Stored items from a collection
>> Begin

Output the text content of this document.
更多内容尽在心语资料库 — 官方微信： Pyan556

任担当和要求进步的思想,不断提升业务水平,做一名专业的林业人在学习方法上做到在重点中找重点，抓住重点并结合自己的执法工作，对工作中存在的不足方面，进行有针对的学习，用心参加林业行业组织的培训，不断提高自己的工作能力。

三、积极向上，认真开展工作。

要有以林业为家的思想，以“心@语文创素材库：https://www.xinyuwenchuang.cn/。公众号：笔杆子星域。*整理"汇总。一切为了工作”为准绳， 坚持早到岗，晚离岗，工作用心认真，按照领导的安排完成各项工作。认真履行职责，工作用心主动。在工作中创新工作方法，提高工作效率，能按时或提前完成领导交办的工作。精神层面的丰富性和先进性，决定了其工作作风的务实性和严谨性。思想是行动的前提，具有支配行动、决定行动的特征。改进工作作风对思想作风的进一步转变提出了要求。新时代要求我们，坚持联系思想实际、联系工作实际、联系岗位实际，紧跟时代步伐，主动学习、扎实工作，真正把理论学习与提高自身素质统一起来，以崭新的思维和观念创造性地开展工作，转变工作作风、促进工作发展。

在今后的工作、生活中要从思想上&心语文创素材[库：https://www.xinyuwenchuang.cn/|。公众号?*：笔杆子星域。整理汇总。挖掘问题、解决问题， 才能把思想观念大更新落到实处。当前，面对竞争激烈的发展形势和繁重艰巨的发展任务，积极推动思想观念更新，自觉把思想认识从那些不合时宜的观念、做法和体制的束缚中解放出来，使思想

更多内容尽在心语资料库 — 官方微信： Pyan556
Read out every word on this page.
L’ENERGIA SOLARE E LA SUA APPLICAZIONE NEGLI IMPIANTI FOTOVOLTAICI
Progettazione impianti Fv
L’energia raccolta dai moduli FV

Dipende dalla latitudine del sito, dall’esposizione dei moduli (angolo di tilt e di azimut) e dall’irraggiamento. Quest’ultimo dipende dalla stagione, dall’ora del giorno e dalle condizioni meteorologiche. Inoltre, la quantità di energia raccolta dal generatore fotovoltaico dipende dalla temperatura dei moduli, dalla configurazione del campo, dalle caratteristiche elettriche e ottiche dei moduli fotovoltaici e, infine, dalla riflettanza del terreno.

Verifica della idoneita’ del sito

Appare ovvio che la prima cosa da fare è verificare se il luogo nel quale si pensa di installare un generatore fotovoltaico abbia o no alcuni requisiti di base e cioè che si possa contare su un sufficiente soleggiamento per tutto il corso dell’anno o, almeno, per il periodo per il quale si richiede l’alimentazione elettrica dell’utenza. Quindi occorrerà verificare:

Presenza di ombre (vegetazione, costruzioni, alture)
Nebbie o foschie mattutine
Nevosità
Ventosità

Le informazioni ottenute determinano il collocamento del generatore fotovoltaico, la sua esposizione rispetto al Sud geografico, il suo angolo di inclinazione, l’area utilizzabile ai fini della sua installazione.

>> End

Reproduce, exactly and with nothing added, the lines from the one that includes "Read out every word on this page." through the last line of the material.

_Worked answer:_
Read out every word on this page.
L’ENERGIA SOLARE E LA SUA APPLICAZIONE NEGLI IMPIANTI FOTOVOLTAICI
Progettazione impianti Fv
L’energia raccolta dai moduli FV

Dipende dalla latitudine del sito, dall’esposizione dei moduli (angolo di tilt e di azimut) e dall’irraggiamento. Quest’ultimo dipende dalla stagione, dall’ora del giorno e dalle condizioni meteorologiche. Inoltre, la quantità di energia raccolta dal generatore fotovoltaico dipende dalla temperatura dei moduli, dalla configurazione del campo, dalle caratteristiche elettriche e ottiche dei moduli fotovoltaici e, infine, dalla riflettanza del terreno.

Verifica della idoneita’ del sito

Appare ovvio che la prima cosa da fare è verificare se il luogo nel quale si pensa di installare un generatore fotovoltaico abbia o no alcuni requisiti di base e cioè che si possa contare su un sufficiente soleggiamento per tutto il corso dell’anno o, almeno, per il periodo per il quale si richiede l’alimentazione elettrica dell’utenza. Quindi occorrerà verificare:

Presenza di ombre (vegetazione, costruzioni, alture)
Nebbie o foschie mattutine
Nevosità
Ventosità

Le informazioni ottenute determinano il collocamento del generatore fotovoltaico, la sua esposizione rispetto al Sud geografico, il suo angolo di inclinazione, l’area utilizzabile ai fini della sua installazione.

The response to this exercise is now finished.